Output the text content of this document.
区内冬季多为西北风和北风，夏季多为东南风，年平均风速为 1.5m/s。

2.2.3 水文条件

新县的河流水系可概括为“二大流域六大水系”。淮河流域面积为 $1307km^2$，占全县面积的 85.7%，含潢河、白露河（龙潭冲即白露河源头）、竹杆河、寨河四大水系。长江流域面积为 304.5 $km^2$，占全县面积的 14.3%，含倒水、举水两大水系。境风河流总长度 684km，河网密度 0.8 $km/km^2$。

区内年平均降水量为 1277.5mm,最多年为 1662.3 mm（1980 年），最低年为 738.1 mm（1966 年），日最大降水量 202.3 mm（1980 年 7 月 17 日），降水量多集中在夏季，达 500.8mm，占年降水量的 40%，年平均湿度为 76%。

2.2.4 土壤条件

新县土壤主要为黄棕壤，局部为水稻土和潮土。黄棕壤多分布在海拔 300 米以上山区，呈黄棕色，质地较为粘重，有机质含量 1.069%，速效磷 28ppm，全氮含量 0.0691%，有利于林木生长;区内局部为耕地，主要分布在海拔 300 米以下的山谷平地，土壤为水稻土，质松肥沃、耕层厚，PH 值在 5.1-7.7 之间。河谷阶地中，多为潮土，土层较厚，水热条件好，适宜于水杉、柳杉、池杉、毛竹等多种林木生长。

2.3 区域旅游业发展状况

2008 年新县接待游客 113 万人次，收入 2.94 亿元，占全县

**SET PROBLEM**
All of the data needs to be reproduced exactly, with no line missing.

**WRITTEN RESPONSE**
Output the text content of this document.
区内冬季多为西北风和北风，夏季多为东南风，年平均风速为 1.5m/s。

2.2.3 水文条件

新县的河流水系可概括为“二大流域六大水系”。淮河流域面积为 $1307km^2$，占全县面积的 85.7%，含潢河、白露河（龙潭冲即白露河源头）、竹杆河、寨河四大水系。长江流域面积为 304.5 $km^2$，占全县面积的 14.3%，含倒水、举水两大水系。境风河流总长度 684km，河网密度 0.8 $km/km^2$。

区内年平均降水量为 1277.5mm,最多年为 1662.3 mm（1980 年），最低年为 738.1 mm（1966 年），日最大降水量 202.3 mm（1980 年 7 月 17 日），降水量多集中在夏季，达 500.8mm，占年降水量的 40%，年平均湿度为 76%。

2.2.4 土壤条件

新县土壤主要为黄棕壤，局部为水稻土和潮土。黄棕壤多分布在海拔 300 米以上山区，呈黄棕色，质地较为粘重，有机质含量 1.069%，速效磷 28ppm，全氮含量 0.0691%，有利于林木生长;区内局部为耕地，主要分布在海拔 300 米以下的山谷平地，土壤为水稻土，质松肥沃、耕层厚，PH 值在 5.1-7.7 之间。河谷阶地中，多为潮土，土层较厚，水热条件好，适宜于水杉、柳杉、池杉、毛竹等多种林木生长。

2.3 区域旅游业发展状况

2008 年新县接待游客 113 万人次，收入 2.94 亿元，占全县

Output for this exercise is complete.